Problem statement
Take the data that follows and retype it word for word.

(Excerpt from a dataset)
'''
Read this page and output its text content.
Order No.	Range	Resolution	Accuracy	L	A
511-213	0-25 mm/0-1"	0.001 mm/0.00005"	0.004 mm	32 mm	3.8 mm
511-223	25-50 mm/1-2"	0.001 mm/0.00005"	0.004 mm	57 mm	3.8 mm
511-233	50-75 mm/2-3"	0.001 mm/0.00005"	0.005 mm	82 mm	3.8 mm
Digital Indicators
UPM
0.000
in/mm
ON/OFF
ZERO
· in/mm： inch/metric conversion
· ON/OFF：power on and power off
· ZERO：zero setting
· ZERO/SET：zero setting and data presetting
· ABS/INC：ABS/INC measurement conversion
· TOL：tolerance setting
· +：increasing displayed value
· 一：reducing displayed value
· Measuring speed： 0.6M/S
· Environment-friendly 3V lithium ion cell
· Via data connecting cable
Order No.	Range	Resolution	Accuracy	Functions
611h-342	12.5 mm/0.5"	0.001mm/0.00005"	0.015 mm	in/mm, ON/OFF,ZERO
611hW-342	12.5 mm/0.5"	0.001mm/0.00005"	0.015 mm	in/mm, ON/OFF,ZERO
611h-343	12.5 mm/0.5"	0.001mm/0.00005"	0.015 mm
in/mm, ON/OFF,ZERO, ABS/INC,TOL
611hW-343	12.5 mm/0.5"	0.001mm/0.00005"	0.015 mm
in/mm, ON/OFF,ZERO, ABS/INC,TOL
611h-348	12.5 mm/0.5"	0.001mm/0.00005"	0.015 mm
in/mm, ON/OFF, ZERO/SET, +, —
'''
Response below
Read this page and output its text content.
Order No.	Range	Resolution	Accuracy	L	A
511-213	0-25 mm/0-1"	0.001 mm/0.00005"	0.004 mm	32 mm	3.8 mm
511-223	25-50 mm/1-2"	0.001 mm/0.00005"	0.004 mm	57 mm	3.8 mm
511-233	50-75 mm/2-3"	0.001 mm/0.00005"	0.005 mm	82 mm	3.8 mm
Digital Indicators
UPM
0.000
in/mm
ON/OFF
ZERO
· in/mm： inch/metric conversion
· ON/OFF：power on and power off
· ZERO：zero setting
· ZERO/SET：zero setting and data presetting
· ABS/INC：ABS/INC measurement conversion
· TOL：tolerance setting
· +：increasing displayed value
· 一：reducing displayed value
· Measuring speed： 0.6M/S
· Environment-friendly 3V lithium ion cell
· Via data connecting cable
Order No.	Range	Resolution	Accuracy	Functions
611h-342	12.5 mm/0.5"	0.001mm/0.00005"	0.015 mm	in/mm, ON/OFF,ZERO
611hW-342	12.5 mm/0.5"	0.001mm/0.00005"	0.015 mm	in/mm, ON/OFF,ZERO
611h-343	12.5 mm/0.5"	0.001mm/0.00005"	0.015 mm
in/mm, ON/OFF,ZERO, ABS/INC,TOL
611hW-343	12.5 mm/0.5"	0.001mm/0.00005"	0.015 mm
in/mm, ON/OFF,ZERO, ABS/INC,TOL
611h-348	12.5 mm/0.5"	0.001mm/0.00005"	0.015 mm
in/mm, ON/OFF, ZERO/SET, +, —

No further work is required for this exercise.